Entries with figure data
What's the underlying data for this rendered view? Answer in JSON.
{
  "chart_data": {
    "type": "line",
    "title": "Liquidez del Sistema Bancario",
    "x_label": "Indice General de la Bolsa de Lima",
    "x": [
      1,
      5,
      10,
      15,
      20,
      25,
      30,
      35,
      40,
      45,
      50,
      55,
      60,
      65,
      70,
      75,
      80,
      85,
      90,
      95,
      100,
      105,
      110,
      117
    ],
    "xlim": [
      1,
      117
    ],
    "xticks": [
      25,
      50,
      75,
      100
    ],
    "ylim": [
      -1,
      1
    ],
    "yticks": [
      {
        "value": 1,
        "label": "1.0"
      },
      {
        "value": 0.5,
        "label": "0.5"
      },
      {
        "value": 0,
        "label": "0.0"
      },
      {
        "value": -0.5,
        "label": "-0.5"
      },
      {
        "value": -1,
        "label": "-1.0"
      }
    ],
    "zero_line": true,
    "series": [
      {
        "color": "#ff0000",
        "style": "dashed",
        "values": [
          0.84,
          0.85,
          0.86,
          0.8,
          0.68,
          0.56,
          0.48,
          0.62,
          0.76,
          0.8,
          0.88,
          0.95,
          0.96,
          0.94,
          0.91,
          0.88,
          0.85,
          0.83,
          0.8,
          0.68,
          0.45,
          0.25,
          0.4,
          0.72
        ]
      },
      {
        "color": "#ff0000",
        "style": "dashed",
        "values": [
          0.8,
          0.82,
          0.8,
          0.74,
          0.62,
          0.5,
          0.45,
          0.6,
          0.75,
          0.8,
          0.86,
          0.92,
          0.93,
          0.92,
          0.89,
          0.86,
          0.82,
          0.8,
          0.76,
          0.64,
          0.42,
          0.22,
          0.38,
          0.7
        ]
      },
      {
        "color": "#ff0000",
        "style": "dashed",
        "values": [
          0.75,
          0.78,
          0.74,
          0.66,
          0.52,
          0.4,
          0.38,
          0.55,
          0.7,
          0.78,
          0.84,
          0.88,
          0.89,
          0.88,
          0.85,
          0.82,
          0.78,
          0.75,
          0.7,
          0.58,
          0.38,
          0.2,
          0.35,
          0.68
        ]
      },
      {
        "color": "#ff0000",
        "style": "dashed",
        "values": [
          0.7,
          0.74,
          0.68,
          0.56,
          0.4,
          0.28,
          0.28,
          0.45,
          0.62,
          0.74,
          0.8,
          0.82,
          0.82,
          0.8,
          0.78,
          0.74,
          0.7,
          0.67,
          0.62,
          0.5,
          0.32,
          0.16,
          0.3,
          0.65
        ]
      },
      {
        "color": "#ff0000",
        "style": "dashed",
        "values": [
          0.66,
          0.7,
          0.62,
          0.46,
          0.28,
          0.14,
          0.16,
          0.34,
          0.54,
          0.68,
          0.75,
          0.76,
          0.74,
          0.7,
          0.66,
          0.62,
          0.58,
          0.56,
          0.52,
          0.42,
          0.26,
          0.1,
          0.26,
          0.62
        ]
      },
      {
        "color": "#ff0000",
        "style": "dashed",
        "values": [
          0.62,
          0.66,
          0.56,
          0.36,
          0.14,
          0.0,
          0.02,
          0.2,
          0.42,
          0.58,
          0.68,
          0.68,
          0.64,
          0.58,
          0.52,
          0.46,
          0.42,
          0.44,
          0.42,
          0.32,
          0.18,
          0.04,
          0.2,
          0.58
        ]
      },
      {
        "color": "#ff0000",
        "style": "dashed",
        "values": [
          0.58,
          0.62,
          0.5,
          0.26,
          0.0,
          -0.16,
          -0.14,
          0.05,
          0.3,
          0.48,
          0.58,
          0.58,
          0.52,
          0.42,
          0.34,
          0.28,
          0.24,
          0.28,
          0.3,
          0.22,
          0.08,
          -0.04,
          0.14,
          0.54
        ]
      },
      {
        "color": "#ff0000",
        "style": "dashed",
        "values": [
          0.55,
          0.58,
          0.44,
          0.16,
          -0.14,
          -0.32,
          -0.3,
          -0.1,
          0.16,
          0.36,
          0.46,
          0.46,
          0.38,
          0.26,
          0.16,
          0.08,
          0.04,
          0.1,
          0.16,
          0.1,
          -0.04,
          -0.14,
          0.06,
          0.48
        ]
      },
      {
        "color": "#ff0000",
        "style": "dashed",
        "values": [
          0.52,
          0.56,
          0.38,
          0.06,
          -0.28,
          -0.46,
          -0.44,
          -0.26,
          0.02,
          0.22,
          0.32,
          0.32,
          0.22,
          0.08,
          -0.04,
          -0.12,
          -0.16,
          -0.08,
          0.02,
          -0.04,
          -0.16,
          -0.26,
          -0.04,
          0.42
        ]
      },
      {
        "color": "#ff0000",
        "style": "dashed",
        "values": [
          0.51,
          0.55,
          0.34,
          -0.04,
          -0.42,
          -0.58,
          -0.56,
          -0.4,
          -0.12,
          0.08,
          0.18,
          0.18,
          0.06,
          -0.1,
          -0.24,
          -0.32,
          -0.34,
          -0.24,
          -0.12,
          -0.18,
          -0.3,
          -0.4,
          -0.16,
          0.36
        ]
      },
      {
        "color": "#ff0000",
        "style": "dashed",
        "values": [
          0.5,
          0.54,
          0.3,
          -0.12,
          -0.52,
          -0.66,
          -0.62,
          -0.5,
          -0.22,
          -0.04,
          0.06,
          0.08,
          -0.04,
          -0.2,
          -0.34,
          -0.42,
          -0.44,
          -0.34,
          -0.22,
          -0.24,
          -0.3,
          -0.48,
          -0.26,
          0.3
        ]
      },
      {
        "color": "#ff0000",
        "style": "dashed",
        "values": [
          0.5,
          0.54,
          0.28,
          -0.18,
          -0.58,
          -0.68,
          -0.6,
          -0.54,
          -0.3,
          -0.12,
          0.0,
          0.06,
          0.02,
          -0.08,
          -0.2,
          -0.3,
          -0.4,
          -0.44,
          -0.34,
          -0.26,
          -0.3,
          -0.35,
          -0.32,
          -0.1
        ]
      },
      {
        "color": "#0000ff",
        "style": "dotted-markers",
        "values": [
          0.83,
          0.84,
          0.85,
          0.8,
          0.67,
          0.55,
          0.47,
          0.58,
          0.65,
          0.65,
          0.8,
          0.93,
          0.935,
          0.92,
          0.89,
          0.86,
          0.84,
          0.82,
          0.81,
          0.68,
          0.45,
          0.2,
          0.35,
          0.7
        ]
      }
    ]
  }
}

WHAT THIS TASK INVOLVES:
Copy every line exactly. Leave nothing out.

RESULT OF THE EXERCISE:
What's the underlying data for this rendered view? Answer in JSON.
{
  "chart_data": {
    "type": "line",
    "title": "Liquidez del Sistema Bancario",
    "x_label": "Indice General de la Bolsa de Lima",
    "x": [
      1,
      5,
      10,
      15,
      20,
      25,
      30,
      35,
      40,
      45,
      50,
      55,
      60,
      65,
      70,
      75,
      80,
      85,
      90,
      95,
      100,
      105,
      110,
      117
    ],
    "xlim": [
      1,
      117
    ],
    "xticks": [
      25,
      50,
      75,
      100
    ],
    "ylim": [
      -1,
      1
    ],
    "yticks": [
      {
        "value": 1,
        "label": "1.0"
      },
      {
        "value": 0.5,
        "label": "0.5"
      },
      {
        "value": 0,
        "label": "0.0"
      },
      {
        "value": -0.5,
        "label": "-0.5"
      },
      {
        "value": -1,
        "label": "-1.0"
      }
    ],
    "zero_line": true,
    "series": [
      {
        "color": "#ff0000",
        "style": "dashed",
        "values": [
          0.84,
          0.85,
          0.86,
          0.8,
          0.68,
          0.56,
          0.48,
          0.62,
          0.76,
          0.8,
          0.88,
          0.95,
          0.96,
          0.94,
          0.91,
          0.88,
          0.85,
          0.83,
          0.8,
          0.68,
          0.45,
          0.25,
          0.4,
          0.72
        ]
      },
      {
        "color": "#ff0000",
        "style": "dashed",
        "values": [
          0.8,
          0.82,
          0.8,
          0.74,
          0.62,
          0.5,
          0.45,
          0.6,
          0.75,
          0.8,
          0.86,
          0.92,
          0.93,
          0.92,
          0.89,
          0.86,
          0.82,
          0.8,
          0.76,
          0.64,
          0.42,
          0.22,
          0.38,
          0.7
        ]
      },
      {
        "color": "#ff0000",
        "style": "dashed",
        "values": [
          0.75,
          0.78,
          0.74,
          0.66,
          0.52,
          0.4,
          0.38,
          0.55,
          0.7,
          0.78,
          0.84,
          0.88,
          0.89,
          0.88,
          0.85,
          0.82,
          0.78,
          0.75,
          0.7,
          0.58,
          0.38,
          0.2,
          0.35,
          0.68
        ]
      },
      {
        "color": "#ff0000",
        "style": "dashed",
        "values": [
          0.7,
          0.74,
          0.68,
          0.56,
          0.4,
          0.28,
          0.28,
          0.45,
          0.62,
          0.74,
          0.8,
          0.82,
          0.82,
          0.8,
          0.78,
          0.74,
          0.7,
          0.67,
          0.62,
          0.5,
          0.32,
          0.16,
          0.3,
          0.65
        ]
      },
      {
        "color": "#ff0000",
        "style": "dashed",
        "values": [
          0.66,
          0.7,
          0.62,
          0.46,
          0.28,
          0.14,
          0.16,
          0.34,
          0.54,
          0.68,
          0.75,
          0.76,
          0.74,
          0.7,
          0.66,
          0.62,
          0.58,
          0.56,
          0.52,
          0.42,
          0.26,
          0.1,
          0.26,
          0.62
        ]
      },
      {
        "color": "#ff0000",
        "style": "dashed",
        "values": [
          0.62,
          0.66,
          0.56,
          0.36,
          0.14,
          0.0,
          0.02,
          0.2,
          0.42,
          0.58,
          0.68,
          0.68,
          0.64,
          0.58,
          0.52,
          0.46,
          0.42,
          0.44,
          0.42,
          0.32,
          0.18,
          0.04,
          0.2,
          0.58
        ]
      },
      {
        "color": "#ff0000",
        "style": "dashed",
        "values": [
          0.58,
          0.62,
          0.5,
          0.26,
          0.0,
          -0.16,
          -0.14,
          0.05,
          0.3,
          0.48,
          0.58,
          0.58,
          0.52,
          0.42,
          0.34,
          0.28,
          0.24,
          0.28,
          0.3,
          0.22,
          0.08,
          -0.04,
          0.14,
          0.54
        ]
      },
      {
        "color": "#ff0000",
        "style": "dashed",
        "values": [
          0.55,
          0.58,
          0.44,
          0.16,
          -0.14,
          -0.32,
          -0.3,
          -0.1,
          0.16,
          0.36,
          0.46,
          0.46,
          0.38,
          0.26,
          0.16,
          0.08,
          0.04,
          0.1,
          0.16,
          0.1,
          -0.04,
          -0.14,
          0.06,
          0.48
        ]
      },
      {
        "color": "#ff0000",
        "style": "dashed",
        "values": [
          0.52,
          0.56,
          0.38,
          0.06,
          -0.28,
          -0.46,
          -0.44,
          -0.26,
          0.02,
          0.22,
          0.32,
          0.32,
          0.22,
          0.08,
          -0.04,
          -0.12,
          -0.16,
          -0.08,
          0.02,
          -0.04,
          -0.16,
          -0.26,
          -0.04,
          0.42
        ]
      },
      {
        "color": "#ff0000",
        "style": "dashed",
        "values": [
          0.51,
          0.55,
          0.34,
          -0.04,
          -0.42,
          -0.58,
          -0.56,
          -0.4,
          -0.12,
          0.08,
          0.18,
          0.18,
          0.06,
          -0.1,
          -0.24,
          -0.32,
          -0.34,
          -0.24,
          -0.12,
          -0.18,
          -0.3,
          -0.4,
          -0.16,
          0.36
        ]
      },
      {
        "color": "#ff0000",
        "style": "dashed",
        "values": [
          0.5,
          0.54,
          0.3,
          -0.12,
          -0.52,
          -0.66,
          -0.62,
          -0.5,
          -0.22,
          -0.04,
          0.06,
          0.08,
          -0.04,
          -0.2,
          -0.34,
          -0.42,
          -0.44,
          -0.34,
          -0.22,
          -0.24,
          -0.3,
          -0.48,
          -0.26,
          0.3
        ]
      },
      {
        "color": "#ff0000",
        "style": "dashed",
        "values": [
          0.5,
          0.54,
          0.28,
          -0.18,
          -0.58,
          -0.68,
          -0.6,
          -0.54,
          -0.3,
          -0.12,
          0.0,
          0.06,
          0.02,
          -0.08,
          -0.2,
          -0.3,
          -0.4,
          -0.44,
          -0.34,
          -0.26,
          -0.3,
          -0.35,
          -0.32,
          -0.1
        ]
      },
      {
        "color": "#0000ff",
        "style": "dotted-markers",
        "values": [
          0.83,
          0.84,
          0.85,
          0.8,
          0.67,
          0.55,
          0.47,
          0.58,
          0.65,
          0.65,
          0.8,
          0.93,
          0.935,
          0.92,
          0.89,
          0.86,
          0.84,
          0.82,
          0.81,
          0.68,
          0.45,
          0.2,
          0.35,
          0.7
        ]
      }
    ]
  }
}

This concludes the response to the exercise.